*Extracted data*.
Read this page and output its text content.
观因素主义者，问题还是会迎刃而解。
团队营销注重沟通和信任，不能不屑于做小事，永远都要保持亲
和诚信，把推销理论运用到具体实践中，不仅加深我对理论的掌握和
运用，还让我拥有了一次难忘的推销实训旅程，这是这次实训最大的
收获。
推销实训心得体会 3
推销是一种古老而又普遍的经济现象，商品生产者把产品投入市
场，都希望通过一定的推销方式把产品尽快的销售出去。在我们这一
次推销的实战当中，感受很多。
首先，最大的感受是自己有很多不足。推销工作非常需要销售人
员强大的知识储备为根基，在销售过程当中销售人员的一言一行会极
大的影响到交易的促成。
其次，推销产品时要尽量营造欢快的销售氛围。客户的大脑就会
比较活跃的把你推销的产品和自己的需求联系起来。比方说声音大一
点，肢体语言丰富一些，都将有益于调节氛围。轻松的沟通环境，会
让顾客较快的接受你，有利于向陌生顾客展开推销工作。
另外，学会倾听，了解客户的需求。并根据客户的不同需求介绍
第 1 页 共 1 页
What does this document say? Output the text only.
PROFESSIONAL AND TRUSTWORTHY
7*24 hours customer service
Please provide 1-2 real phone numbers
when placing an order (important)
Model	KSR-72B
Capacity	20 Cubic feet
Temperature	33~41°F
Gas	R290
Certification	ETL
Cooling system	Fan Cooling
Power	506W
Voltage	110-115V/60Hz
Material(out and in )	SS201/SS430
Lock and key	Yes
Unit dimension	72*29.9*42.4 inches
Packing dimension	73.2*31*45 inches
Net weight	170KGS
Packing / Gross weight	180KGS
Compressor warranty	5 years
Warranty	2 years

*Aim of the task*.
Above are some records. Print them all exactly.

*Correct output*.
Read this page and output its text content.
观因素主义者，问题还是会迎刃而解。
团队营销注重沟通和信任，不能不屑于做小事，永远都要保持亲
和诚信，把推销理论运用到具体实践中，不仅加深我对理论的掌握和
运用，还让我拥有了一次难忘的推销实训旅程，这是这次实训最大的
收获。
推销实训心得体会 3
推销是一种古老而又普遍的经济现象，商品生产者把产品投入市
场，都希望通过一定的推销方式把产品尽快的销售出去。在我们这一
次推销的实战当中，感受很多。
首先，最大的感受是自己有很多不足。推销工作非常需要销售人
员强大的知识储备为根基，在销售过程当中销售人员的一言一行会极
大的影响到交易的促成。
其次，推销产品时要尽量营造欢快的销售氛围。客户的大脑就会
比较活跃的把你推销的产品和自己的需求联系起来。比方说声音大一
点，肢体语言丰富一些，都将有益于调节氛围。轻松的沟通环境，会
让顾客较快的接受你，有利于向陌生顾客展开推销工作。
另外，学会倾听，了解客户的需求。并根据客户的不同需求介绍
第 1 页 共 1 页
What does this document say? Output the text only.
PROFESSIONAL AND TRUSTWORTHY
7*24 hours customer service
Please provide 1-2 real phone numbers
when placing an order (important)
Model	KSR-72B
Capacity	20 Cubic feet
Temperature	33~41°F
Gas	R290
Certification	ETL
Cooling system	Fan Cooling
Power	506W
Voltage	110-115V/60Hz
Material(out and in )	SS201/SS430
Lock and key	Yes
Unit dimension	72*29.9*42.4 inches
Packing dimension	73.2*31*45 inches
Net weight	170KGS
Packing / Gross weight	180KGS
Compressor warranty	5 years
Warranty	2 years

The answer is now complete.